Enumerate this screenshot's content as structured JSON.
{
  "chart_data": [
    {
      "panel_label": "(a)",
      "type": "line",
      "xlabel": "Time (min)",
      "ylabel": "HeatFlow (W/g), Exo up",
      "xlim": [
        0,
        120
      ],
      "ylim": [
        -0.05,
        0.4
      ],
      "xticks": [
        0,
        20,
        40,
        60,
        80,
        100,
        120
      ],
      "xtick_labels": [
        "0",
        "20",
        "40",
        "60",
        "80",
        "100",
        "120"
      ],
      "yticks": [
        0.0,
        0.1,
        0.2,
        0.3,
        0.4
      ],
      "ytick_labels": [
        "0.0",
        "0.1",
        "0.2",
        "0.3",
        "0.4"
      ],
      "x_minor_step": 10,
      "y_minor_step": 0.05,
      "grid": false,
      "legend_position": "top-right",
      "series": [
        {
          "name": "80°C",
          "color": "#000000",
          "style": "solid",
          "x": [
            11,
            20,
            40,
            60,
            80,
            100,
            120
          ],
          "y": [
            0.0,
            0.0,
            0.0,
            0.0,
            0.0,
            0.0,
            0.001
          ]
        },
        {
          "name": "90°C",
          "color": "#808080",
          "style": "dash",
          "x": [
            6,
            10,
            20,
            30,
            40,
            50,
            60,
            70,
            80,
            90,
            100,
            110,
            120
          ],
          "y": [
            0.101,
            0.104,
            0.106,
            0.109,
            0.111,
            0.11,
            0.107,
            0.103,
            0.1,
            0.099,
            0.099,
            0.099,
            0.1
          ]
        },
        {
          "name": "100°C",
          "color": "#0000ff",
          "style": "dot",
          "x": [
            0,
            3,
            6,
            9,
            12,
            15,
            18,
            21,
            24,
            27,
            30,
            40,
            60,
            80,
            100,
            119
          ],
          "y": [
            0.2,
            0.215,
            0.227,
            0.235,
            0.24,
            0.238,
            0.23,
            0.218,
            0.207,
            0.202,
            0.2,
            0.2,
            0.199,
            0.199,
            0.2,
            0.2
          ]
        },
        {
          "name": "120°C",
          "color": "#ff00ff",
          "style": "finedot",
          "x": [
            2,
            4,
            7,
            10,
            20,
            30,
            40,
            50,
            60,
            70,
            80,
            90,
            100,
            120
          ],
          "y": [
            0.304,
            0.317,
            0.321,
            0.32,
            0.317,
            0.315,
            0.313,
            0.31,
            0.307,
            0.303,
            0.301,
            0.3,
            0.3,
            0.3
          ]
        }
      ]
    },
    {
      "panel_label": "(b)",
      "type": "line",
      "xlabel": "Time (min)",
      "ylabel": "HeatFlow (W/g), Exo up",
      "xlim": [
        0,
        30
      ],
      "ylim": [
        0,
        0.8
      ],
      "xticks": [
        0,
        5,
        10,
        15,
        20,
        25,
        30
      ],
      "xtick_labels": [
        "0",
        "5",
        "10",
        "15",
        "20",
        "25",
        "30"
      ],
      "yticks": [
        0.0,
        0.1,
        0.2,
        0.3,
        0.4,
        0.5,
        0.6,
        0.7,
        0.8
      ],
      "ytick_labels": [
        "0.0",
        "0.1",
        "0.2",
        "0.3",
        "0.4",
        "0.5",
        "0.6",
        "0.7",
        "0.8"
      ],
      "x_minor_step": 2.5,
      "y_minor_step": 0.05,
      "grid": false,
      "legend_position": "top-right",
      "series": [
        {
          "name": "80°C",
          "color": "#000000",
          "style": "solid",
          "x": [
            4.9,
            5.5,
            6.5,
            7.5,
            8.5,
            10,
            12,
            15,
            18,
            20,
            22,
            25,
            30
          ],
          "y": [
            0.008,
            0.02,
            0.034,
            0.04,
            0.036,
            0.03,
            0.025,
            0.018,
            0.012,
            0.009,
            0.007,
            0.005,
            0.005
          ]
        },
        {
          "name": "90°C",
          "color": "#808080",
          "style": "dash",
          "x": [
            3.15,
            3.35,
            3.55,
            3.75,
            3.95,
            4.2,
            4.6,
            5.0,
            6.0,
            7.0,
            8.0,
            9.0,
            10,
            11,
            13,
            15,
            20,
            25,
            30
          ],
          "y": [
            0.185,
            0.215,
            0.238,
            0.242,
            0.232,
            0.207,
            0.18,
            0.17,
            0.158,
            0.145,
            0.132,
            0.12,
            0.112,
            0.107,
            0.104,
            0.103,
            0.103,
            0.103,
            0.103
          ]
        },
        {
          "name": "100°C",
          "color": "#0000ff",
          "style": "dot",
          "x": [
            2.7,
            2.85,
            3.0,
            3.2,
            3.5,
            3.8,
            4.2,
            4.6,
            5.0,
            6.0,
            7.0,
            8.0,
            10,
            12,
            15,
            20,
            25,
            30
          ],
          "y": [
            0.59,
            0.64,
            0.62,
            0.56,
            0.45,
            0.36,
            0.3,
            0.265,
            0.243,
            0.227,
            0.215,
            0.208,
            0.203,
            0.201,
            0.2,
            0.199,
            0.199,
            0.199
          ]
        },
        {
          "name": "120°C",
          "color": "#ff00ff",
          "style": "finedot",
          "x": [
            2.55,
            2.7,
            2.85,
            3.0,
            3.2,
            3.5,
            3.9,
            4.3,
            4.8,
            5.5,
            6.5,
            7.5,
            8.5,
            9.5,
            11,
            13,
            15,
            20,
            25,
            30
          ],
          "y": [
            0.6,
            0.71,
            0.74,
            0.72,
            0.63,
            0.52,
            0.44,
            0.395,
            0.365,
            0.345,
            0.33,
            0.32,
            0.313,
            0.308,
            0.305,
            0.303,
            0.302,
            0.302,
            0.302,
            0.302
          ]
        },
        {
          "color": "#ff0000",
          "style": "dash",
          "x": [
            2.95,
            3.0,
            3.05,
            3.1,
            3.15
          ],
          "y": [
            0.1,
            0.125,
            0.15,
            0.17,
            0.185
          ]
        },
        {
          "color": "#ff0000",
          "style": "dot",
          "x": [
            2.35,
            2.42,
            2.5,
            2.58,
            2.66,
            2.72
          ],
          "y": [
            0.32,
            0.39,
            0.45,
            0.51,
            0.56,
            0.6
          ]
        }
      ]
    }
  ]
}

——————————

REQUIREMENTS: The whole listing above needs to be written out again exactly.

EXERCISE RESPONSE:
Enumerate this screenshot's content as structured JSON.
{
  "chart_data": [
    {
      "panel_label": "(a)",
      "type": "line",
      "xlabel": "Time (min)",
      "ylabel": "HeatFlow (W/g), Exo up",
      "xlim": [
        0,
        120
      ],
      "ylim": [
        -0.05,
        0.4
      ],
      "xticks": [
        0,
        20,
        40,
        60,
        80,
        100,
        120
      ],
      "xtick_labels": [
        "0",
        "20",
        "40",
        "60",
        "80",
        "100",
        "120"
      ],
      "yticks": [
        0.0,
        0.1,
        0.2,
        0.3,
        0.4
      ],
      "ytick_labels": [
        "0.0",
        "0.1",
        "0.2",
        "0.3",
        "0.4"
      ],
      "x_minor_step": 10,
      "y_minor_step": 0.05,
      "grid": false,
      "legend_position": "top-right",
      "series": [
        {
          "name": "80°C",
          "color": "#000000",
          "style": "solid",
          "x": [
            11,
            20,
            40,
            60,
            80,
            100,
            120
          ],
          "y": [
            0.0,
            0.0,
            0.0,
            0.0,
            0.0,
            0.0,
            0.001
          ]
        },
        {
          "name": "90°C",
          "color": "#808080",
          "style": "dash",
          "x": [
            6,
            10,
            20,
            30,
            40,
            50,
            60,
            70,
            80,
            90,
            100,
            110,
            120
          ],
          "y": [
            0.101,
            0.104,
            0.106,
            0.109,
            0.111,
            0.11,
            0.107,
            0.103,
            0.1,
            0.099,
            0.099,
            0.099,
            0.1
          ]
        },
        {
          "name": "100°C",
          "color": "#0000ff",
          "style": "dot",
          "x": [
            0,
            3,
            6,
            9,
            12,
            15,
            18,
            21,
            24,
            27,
            30,
            40,
            60,
            80,
            100,
            119
          ],
          "y": [
            0.2,
            0.215,
            0.227,
            0.235,
            0.24,
            0.238,
            0.23,
            0.218,
            0.207,
            0.202,
            0.2,
            0.2,
            0.199,
            0.199,
            0.2,
            0.2
          ]
        },
        {
          "name": "120°C",
          "color": "#ff00ff",
          "style": "finedot",
          "x": [
            2,
            4,
            7,
            10,
            20,
            30,
            40,
            50,
            60,
            70,
            80,
            90,
            100,
            120
          ],
          "y": [
            0.304,
            0.317,
            0.321,
            0.32,
            0.317,
            0.315,
            0.313,
            0.31,
            0.307,
            0.303,
            0.301,
            0.3,
            0.3,
            0.3
          ]
        }
      ]
    },
    {
      "panel_label": "(b)",
      "type": "line",
      "xlabel": "Time (min)",
      "ylabel": "HeatFlow (W/g), Exo up",
      "xlim": [
        0,
        30
      ],
      "ylim": [
        0,
        0.8
      ],
      "xticks": [
        0,
        5,
        10,
        15,
        20,
        25,
        30
      ],
      "xtick_labels": [
        "0",
        "5",
        "10",
        "15",
        "20",
        "25",
        "30"
      ],
      "yticks": [
        0.0,
        0.1,
        0.2,
        0.3,
        0.4,
        0.5,
        0.6,
        0.7,
        0.8
      ],
      "ytick_labels": [
        "0.0",
        "0.1",
        "0.2",
        "0.3",
        "0.4",
        "0.5",
        "0.6",
        "0.7",
        "0.8"
      ],
      "x_minor_step": 2.5,
      "y_minor_step": 0.05,
      "grid": false,
      "legend_position": "top-right",
      "series": [
        {
          "name": "80°C",
          "color": "#000000",
          "style": "solid",
          "x": [
            4.9,
            5.5,
            6.5,
            7.5,
            8.5,
            10,
            12,
            15,
            18,
            20,
            22,
            25,
            30
          ],
          "y": [
            0.008,
            0.02,
            0.034,
            0.04,
            0.036,
            0.03,
            0.025,
            0.018,
            0.012,
            0.009,
            0.007,
            0.005,
            0.005
          ]
        },
        {
          "name": "90°C",
          "color": "#808080",
          "style": "dash",
          "x": [
            3.15,
            3.35,
            3.55,
            3.75,
            3.95,
            4.2,
            4.6,
            5.0,
            6.0,
            7.0,
            8.0,
            9.0,
            10,
            11,
            13,
            15,
            20,
            25,
            30
          ],
          "y": [
            0.185,
            0.215,
            0.238,
            0.242,
            0.232,
            0.207,
            0.18,
            0.17,
            0.158,
            0.145,
            0.132,
            0.12,
            0.112,
            0.107,
            0.104,
            0.103,
            0.103,
            0.103,
            0.103
          ]
        },
        {
          "name": "100°C",
          "color": "#0000ff",
          "style": "dot",
          "x": [
            2.7,
            2.85,
            3.0,
            3.2,
            3.5,
            3.8,
            4.2,
            4.6,
            5.0,
            6.0,
            7.0,
            8.0,
            10,
            12,
            15,
            20,
            25,
            30
          ],
          "y": [
            0.59,
            0.64,
            0.62,
            0.56,
            0.45,
            0.36,
            0.3,
            0.265,
            0.243,
            0.227,
            0.215,
            0.208,
            0.203,
            0.201,
            0.2,
            0.199,
            0.199,
            0.199
          ]
        },
        {
          "name": "120°C",
          "color": "#ff00ff",
          "style": "finedot",
          "x": [
            2.55,
            2.7,
            2.85,
            3.0,
            3.2,
            3.5,
            3.9,
            4.3,
            4.8,
            5.5,
            6.5,
            7.5,
            8.5,
            9.5,
            11,
            13,
            15,
            20,
            25,
            30
          ],
          "y": [
            0.6,
            0.71,
            0.74,
            0.72,
            0.63,
            0.52,
            0.44,
            0.395,
            0.365,
            0.345,
            0.33,
            0.32,
            0.313,
            0.308,
            0.305,
            0.303,
            0.302,
            0.302,
            0.302,
            0.302
          ]
        },
        {
          "color": "#ff0000",
          "style": "dash",
          "x": [
            2.95,
            3.0,
            3.05,
            3.1,
            3.15
          ],
          "y": [
            0.1,
            0.125,
            0.15,
            0.17,
            0.185
          ]
        },
        {
          "color": "#ff0000",
          "style": "dot",
          "x": [
            2.35,
            2.42,
            2.5,
            2.58,
            2.66,
            2.72
          ],
          "y": [
            0.32,
            0.39,
            0.45,
            0.51,
            0.56,
            0.6
          ]
        }
      ]
    }
  ]
}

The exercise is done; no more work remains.